*抜粋本文*.
/---
俺を好きだと言ってくれるならキスさせて ~偽装夫婦から始める本気の求愛~

書籍情報

俺を好きだと言ってくれるならキスさせて ~偽装夫婦から始める本気の求愛~

著者:皆原彼方
イラスト:千影透子
発売日:9月25日
定価:620円+税

病気の母の治療費を稼ぐため、高校を中退し仕事一筋で生きてきた奏絵は、上司の不祥事を押し付けられ、会社をクビにされてしまった。
やけくそになった奏絵は、『一案件で報酬は五百万円』という怪しすぎる求人を受けてしまう。
後日、採用担当者に呼び出された奏絵を待っていたのは、高校時代、傷つけたまま会えなくなってしまった後輩の巽だった!?
さらに、そこで告げられた業務内容は「巽の偽装婚約者になること」で……。
「……今だけは、お前が俺の『妻』だ」
\---
*元データ*.
/---
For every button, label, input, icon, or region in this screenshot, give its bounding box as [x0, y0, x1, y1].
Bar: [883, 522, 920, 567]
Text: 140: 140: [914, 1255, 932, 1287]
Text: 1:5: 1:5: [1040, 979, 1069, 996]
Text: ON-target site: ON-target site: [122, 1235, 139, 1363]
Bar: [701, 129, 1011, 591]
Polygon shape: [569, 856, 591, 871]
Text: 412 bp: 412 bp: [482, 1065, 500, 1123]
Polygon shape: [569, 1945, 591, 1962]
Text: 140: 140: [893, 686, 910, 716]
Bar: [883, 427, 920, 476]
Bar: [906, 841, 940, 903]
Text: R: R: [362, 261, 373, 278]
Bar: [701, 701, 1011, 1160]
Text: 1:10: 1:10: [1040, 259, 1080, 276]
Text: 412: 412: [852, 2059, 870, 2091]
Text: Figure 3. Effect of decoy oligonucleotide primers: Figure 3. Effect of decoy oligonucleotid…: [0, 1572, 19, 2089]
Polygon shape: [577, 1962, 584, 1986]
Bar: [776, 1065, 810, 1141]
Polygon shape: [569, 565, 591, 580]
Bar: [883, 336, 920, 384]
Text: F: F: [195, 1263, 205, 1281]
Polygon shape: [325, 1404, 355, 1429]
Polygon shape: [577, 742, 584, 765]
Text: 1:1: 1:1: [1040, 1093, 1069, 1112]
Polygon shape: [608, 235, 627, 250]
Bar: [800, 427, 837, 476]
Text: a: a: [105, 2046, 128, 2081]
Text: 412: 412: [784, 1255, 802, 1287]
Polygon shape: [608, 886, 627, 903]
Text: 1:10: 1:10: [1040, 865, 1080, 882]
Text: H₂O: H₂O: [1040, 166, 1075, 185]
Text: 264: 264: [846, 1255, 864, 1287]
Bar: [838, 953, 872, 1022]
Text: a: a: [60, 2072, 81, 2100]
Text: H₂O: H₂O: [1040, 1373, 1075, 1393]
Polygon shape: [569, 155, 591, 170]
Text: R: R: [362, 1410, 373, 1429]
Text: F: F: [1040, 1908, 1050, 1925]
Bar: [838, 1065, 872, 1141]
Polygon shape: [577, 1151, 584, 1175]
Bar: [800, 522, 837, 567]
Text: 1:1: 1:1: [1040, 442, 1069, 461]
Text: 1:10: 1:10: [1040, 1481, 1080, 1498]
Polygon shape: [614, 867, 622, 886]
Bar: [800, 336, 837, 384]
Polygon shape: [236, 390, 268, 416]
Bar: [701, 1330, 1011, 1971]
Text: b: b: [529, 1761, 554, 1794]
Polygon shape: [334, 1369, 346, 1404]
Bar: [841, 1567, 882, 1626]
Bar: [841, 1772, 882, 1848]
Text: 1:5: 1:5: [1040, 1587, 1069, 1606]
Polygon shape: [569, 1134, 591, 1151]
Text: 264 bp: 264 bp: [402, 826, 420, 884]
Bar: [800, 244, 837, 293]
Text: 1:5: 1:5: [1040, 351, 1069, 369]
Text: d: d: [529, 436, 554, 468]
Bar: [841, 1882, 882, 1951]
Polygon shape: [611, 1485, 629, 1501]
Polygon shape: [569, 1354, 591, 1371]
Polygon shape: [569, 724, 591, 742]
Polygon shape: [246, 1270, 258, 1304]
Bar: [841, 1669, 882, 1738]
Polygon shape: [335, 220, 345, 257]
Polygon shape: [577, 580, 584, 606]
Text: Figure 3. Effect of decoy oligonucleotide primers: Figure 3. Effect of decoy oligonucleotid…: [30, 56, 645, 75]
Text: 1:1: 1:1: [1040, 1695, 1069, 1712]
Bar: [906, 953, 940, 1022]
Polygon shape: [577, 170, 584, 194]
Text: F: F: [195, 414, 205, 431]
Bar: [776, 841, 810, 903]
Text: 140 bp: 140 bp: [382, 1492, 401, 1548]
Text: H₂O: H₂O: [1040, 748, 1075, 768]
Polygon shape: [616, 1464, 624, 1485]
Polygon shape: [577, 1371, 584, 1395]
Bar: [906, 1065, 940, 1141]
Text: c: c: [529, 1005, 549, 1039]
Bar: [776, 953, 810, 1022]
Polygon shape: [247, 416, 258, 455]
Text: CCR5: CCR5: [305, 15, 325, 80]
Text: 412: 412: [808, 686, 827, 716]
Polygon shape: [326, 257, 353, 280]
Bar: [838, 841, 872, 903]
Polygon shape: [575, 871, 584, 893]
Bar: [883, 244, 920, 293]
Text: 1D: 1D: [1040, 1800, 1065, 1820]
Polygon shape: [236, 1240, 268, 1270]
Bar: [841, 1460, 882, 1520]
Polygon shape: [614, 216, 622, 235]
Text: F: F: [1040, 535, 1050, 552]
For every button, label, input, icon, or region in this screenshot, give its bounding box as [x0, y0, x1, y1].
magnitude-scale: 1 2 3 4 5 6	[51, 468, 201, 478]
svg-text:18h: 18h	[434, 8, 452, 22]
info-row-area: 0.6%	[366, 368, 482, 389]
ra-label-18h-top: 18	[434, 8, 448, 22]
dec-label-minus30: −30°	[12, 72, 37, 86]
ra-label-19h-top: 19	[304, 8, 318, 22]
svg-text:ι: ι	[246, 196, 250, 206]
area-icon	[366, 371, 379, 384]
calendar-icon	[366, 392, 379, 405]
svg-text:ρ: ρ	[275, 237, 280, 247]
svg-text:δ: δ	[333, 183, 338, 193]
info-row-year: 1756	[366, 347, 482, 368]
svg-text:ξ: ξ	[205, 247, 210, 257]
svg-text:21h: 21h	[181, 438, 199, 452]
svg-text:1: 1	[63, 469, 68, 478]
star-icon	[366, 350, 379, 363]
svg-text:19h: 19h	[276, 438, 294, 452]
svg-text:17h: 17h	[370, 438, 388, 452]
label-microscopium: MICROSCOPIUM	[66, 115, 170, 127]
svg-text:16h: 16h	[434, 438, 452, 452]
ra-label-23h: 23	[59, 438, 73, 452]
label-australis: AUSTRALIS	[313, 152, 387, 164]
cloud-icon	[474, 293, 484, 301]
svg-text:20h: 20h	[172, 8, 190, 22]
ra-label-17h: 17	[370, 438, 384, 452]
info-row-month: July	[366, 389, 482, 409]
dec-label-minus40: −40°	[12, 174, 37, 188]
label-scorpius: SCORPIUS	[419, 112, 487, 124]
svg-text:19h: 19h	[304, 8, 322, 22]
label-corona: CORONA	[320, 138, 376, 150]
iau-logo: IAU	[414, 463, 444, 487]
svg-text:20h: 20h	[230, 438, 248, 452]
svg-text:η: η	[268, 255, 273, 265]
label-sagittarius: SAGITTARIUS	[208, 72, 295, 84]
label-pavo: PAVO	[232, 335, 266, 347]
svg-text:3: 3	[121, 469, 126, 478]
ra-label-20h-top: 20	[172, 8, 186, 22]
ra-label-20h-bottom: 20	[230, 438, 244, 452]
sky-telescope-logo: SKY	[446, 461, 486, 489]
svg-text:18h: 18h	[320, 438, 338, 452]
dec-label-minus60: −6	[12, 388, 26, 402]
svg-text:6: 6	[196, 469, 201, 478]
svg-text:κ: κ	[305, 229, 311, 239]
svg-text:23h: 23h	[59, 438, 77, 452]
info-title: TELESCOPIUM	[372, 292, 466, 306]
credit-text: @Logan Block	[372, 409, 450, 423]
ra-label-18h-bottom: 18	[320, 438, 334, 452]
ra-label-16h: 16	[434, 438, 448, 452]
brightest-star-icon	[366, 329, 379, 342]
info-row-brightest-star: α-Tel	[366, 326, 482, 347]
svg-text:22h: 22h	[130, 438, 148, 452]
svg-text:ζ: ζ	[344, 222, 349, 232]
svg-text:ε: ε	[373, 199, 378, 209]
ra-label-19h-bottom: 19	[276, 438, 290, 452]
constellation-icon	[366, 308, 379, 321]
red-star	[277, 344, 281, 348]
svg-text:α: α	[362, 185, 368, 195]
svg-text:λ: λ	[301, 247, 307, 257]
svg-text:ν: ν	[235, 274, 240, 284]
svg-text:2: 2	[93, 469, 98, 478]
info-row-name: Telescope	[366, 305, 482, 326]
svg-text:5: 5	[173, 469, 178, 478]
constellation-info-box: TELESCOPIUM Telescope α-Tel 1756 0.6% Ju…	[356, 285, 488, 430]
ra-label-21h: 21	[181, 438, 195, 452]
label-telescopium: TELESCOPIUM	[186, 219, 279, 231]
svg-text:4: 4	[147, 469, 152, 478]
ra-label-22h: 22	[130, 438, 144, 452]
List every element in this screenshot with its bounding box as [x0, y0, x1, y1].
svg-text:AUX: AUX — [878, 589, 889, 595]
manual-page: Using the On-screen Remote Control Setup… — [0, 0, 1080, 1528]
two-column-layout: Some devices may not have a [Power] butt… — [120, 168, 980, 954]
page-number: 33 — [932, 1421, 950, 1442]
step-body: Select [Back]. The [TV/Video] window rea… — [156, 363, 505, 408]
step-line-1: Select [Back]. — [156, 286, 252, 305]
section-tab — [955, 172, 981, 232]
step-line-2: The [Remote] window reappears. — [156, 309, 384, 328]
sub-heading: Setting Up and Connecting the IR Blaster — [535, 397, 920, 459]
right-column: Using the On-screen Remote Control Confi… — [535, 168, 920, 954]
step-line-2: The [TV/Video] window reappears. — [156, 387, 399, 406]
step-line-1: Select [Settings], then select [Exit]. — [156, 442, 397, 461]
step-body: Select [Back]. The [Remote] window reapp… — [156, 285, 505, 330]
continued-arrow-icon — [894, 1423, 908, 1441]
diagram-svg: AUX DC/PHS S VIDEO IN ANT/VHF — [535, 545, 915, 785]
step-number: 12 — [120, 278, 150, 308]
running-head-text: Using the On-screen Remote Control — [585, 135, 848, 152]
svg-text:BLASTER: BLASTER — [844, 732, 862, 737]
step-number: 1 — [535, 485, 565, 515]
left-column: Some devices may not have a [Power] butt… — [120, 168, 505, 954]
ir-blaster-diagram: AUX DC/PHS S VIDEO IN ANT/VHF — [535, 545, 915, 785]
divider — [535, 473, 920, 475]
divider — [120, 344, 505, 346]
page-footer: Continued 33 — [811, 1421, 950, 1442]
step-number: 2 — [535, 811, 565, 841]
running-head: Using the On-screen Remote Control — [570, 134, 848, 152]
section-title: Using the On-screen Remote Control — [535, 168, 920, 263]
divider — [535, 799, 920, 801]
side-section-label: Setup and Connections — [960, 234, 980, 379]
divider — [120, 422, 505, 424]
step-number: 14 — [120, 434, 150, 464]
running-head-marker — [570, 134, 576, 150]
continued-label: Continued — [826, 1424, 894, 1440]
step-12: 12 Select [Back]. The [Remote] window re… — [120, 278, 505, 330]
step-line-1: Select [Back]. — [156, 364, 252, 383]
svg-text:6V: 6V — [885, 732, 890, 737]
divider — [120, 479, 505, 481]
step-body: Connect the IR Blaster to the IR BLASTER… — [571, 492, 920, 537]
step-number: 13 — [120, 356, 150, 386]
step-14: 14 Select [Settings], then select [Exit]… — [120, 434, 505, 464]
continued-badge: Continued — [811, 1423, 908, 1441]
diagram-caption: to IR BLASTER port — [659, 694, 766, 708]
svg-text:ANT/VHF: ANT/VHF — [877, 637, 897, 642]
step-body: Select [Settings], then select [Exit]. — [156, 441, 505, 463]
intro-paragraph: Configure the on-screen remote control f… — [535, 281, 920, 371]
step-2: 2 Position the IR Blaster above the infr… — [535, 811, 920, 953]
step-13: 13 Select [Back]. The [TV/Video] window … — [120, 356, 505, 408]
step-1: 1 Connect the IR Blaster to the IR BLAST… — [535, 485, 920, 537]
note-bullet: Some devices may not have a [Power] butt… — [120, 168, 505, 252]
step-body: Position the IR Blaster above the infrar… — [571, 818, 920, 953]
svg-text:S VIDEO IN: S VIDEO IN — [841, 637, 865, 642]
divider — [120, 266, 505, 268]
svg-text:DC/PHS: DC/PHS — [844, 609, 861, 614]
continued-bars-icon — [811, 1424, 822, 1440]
\---
*解くべき課題*. 書籍紹介の本文を、「病気の母の治療費を稼ぐため、」という語句を含む箇所から書き写し、「てしまった後輩の巽だった!?」という語句の直後で止めてください。 上記の行は、この作業には一切関係しません。

*課題への解答*.
病気の母の治療費を稼ぐため、高校を中退し仕事一筋で生きてきた奏絵は、上司の不祥事を押し付けられ、会社をクビにされてしまった。
やけくそになった奏絵は、『一案件で報酬は五百万円』という怪しすぎる求人を受けてしまう。
後日、採用担当者に呼び出された奏絵を待っていたのは、高校時代、傷つけたまま会えなくなってしまった後輩の巽だった!?